▶ _Directive_
Can you write out all the lines word for word, with no pictures?

▶ _Task data_
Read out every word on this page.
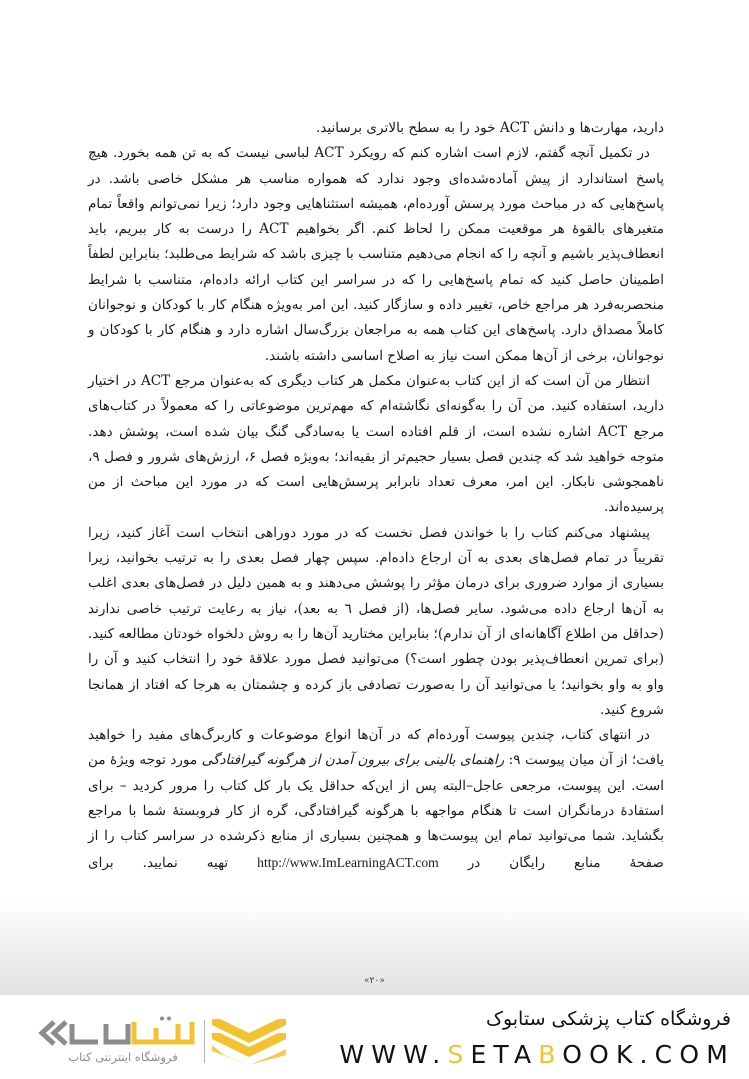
دارید، مهارت‌ها و دانش ACT خود را به سطح بالاتری برسانید.

در تکمیل آنچه گفتم، لازم است اشاره کنم که رویکرد ACT لباسی نیست که به تن همه بخورد. هیچ پاسخ استاندارد از پیش آماده‌شده‌ای وجود ندارد که همواره مناسب هر مشکل خاصی باشد. در پاسخ‌هایی که در مباحث مورد پرسش آورده‌ام، همیشه استثناهایی وجود دارد؛ زیرا نمی‌توانم واقعاً تمام متغیرهای بالقوهٔ هر موقعیت ممکن را لحاظ کنم. اگر بخواهیم ACT را درست به کار ببریم، باید انعطاف‌پذیر باشیم و آنچه را که انجام می‌دهیم متناسب با چیزی باشد که شرایط می‌طلبد؛ بنابراین لطفاً اطمینان حاصل کنید که تمام پاسخ‌هایی را که در سراسر این کتاب ارائه داده‌ام، متناسب با شرایط منحصربه‌فرد هر مراجع خاص، تغییر داده و سازگار کنید. این امر به‌ویژه هنگام کار با کودکان و نوجوانان کاملاً مصداق دارد. پاسخ‌های این کتاب همه به مراجعان بزرگ‌سال اشاره دارد و هنگام کار با کودکان و نوجوانان، برخی از آن‌ها ممکن است نیاز به اصلاح اساسی داشته باشند.

انتظار من آن است که از این کتاب به‌عنوان مکمل هر کتاب دیگری که به‌عنوان مرجع ACT در اختیار دارید، استفاده کنید. من آن را به‌گونه‌ای نگاشته‌ام که مهم‌ترین موضوعاتی را که معمولاً در کتاب‌های مرجع ACT اشاره نشده است، از قلم افتاده است یا به‌سادگی گنگ بیان شده است، پوشش دهد. متوجه خواهید شد که چندین فصل بسیار حجیم‌تر از بقیه‌اند؛ به‌ویژه فصل ۶، ارزش‌های شرور و فصل ۹، ناهمجوشی نابکار. این امر، معرف تعداد نابرابر پرسش‌هایی است که در مورد این مباحث از من پرسیده‌اند.

پیشنهاد می‌کنم کتاب را با خواندن فصل نخست که در مورد دوراهی انتخاب است آغاز کنید، زیرا تقریباً در تمام فصل‌های بعدی به آن ارجاع داده‌ام. سپس چهار فصل بعدی را به ترتیب بخوانید، زیرا بسیاری از موارد ضروری برای درمان مؤثر را پوشش می‌دهند و به همین دلیل در فصل‌های بعدی اغلب به آن‌ها ارجاع داده می‌شود. سایر فصل‌ها، (از فصل ٦ به بعد)، نیاز به رعایت ترتیب خاصی ندارند (حداقل من اطلاع آگاهانه‌ای از آن ندارم)؛ بنابراین مختارید آن‌ها را به روش دلخواه خودتان مطالعه کنید. (برای تمرین انعطاف‌پذیر بودن چطور است؟) می‌توانید فصل مورد علاقهٔ خود را انتخاب کنید و آن را واو به واو بخوانید؛ یا می‌توانید آن را به‌صورت تصادفی باز کرده و چشمتان به هرجا که افتاد از همانجا شروع کنید.

در انتهای کتاب، چندین پیوست آورده‌ام که در آن‌ها انواع موضوعات و کاربرگ‌های مفید را خواهید یافت؛ از آن میان پیوست ۹: راهنمای بالینی برای بیرون آمدن از هرگونه گیرافتادگی مورد توجه ویژهٔ من است. این پیوست، مرجعی عاجل–البته پس از این‌که حداقل یک بار کل کتاب را مرور کردید – برای استفادهٔ درمانگران است تا هنگام مواجهه با هرگونه گیرافتادگی، گره از کار فروبستهٔ شما با مراجع بگشاید. شما می‌توانید تمام این پیوست‌ها و همچنین بسیاری از منابع ذکرشده در سراسر کتاب را از صفحهٔ منابع رایگان در http://www.ImLearningACT.com تهیه نمایید. برای

«۲۰»
فروشگاه اینترنتی کتاب
فروشگاه کتاب پزشکی ستابوک
WWW.SETABOOK.COM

▶ _Reply_
Read out every word on this page.
دارید، مهارت‌ها و دانش ACT خود را به سطح بالاتری برسانید.

در تکمیل آنچه گفتم، لازم است اشاره کنم که رویکرد ACT لباسی نیست که به تن همه بخورد. هیچ پاسخ استاندارد از پیش آماده‌شده‌ای وجود ندارد که همواره مناسب هر مشکل خاصی باشد. در پاسخ‌هایی که در مباحث مورد پرسش آورده‌ام، همیشه استثناهایی وجود دارد؛ زیرا نمی‌توانم واقعاً تمام متغیرهای بالقوهٔ هر موقعیت ممکن را لحاظ کنم. اگر بخواهیم ACT را درست به کار ببریم، باید انعطاف‌پذیر باشیم و آنچه را که انجام می‌دهیم متناسب با چیزی باشد که شرایط می‌طلبد؛ بنابراین لطفاً اطمینان حاصل کنید که تمام پاسخ‌هایی را که در سراسر این کتاب ارائه داده‌ام، متناسب با شرایط منحصربه‌فرد هر مراجع خاص، تغییر داده و سازگار کنید. این امر به‌ویژه هنگام کار با کودکان و نوجوانان کاملاً مصداق دارد. پاسخ‌های این کتاب همه به مراجعان بزرگ‌سال اشاره دارد و هنگام کار با کودکان و نوجوانان، برخی از آن‌ها ممکن است نیاز به اصلاح اساسی داشته باشند.

انتظار من آن است که از این کتاب به‌عنوان مکمل هر کتاب دیگری که به‌عنوان مرجع ACT در اختیار دارید، استفاده کنید. من آن را به‌گونه‌ای نگاشته‌ام که مهم‌ترین موضوعاتی را که معمولاً در کتاب‌های مرجع ACT اشاره نشده است، از قلم افتاده است یا به‌سادگی گنگ بیان شده است، پوشش دهد. متوجه خواهید شد که چندین فصل بسیار حجیم‌تر از بقیه‌اند؛ به‌ویژه فصل ۶، ارزش‌های شرور و فصل ۹، ناهمجوشی نابکار. این امر، معرف تعداد نابرابر پرسش‌هایی است که در مورد این مباحث از من پرسیده‌اند.

پیشنهاد می‌کنم کتاب را با خواندن فصل نخست که در مورد دوراهی انتخاب است آغاز کنید، زیرا تقریباً در تمام فصل‌های بعدی به آن ارجاع داده‌ام. سپس چهار فصل بعدی را به ترتیب بخوانید، زیرا بسیاری از موارد ضروری برای درمان مؤثر را پوشش می‌دهند و به همین دلیل در فصل‌های بعدی اغلب به آن‌ها ارجاع داده می‌شود. سایر فصل‌ها، (از فصل ٦ به بعد)، نیاز به رعایت ترتیب خاصی ندارند (حداقل من اطلاع آگاهانه‌ای از آن ندارم)؛ بنابراین مختارید آن‌ها را به روش دلخواه خودتان مطالعه کنید. (برای تمرین انعطاف‌پذیر بودن چطور است؟) می‌توانید فصل مورد علاقهٔ خود را انتخاب کنید و آن را واو به واو بخوانید؛ یا می‌توانید آن را به‌صورت تصادفی باز کرده و چشمتان به هرجا که افتاد از همانجا شروع کنید.

در انتهای کتاب، چندین پیوست آورده‌ام که در آن‌ها انواع موضوعات و کاربرگ‌های مفید را خواهید یافت؛ از آن میان پیوست ۹: راهنمای بالینی برای بیرون آمدن از هرگونه گیرافتادگی مورد توجه ویژهٔ من است. این پیوست، مرجعی عاجل–البته پس از این‌که حداقل یک بار کل کتاب را مرور کردید – برای استفادهٔ درمانگران است تا هنگام مواجهه با هرگونه گیرافتادگی، گره از کار فروبستهٔ شما با مراجع بگشاید. شما می‌توانید تمام این پیوست‌ها و همچنین بسیاری از منابع ذکرشده در سراسر کتاب را از صفحهٔ منابع رایگان در http://www.ImLearningACT.com تهیه نمایید. برای

«۲۰»
فروشگاه اینترنتی کتاب
فروشگاه کتاب پزشکی ستابوک
WWW.SETABOOK.COM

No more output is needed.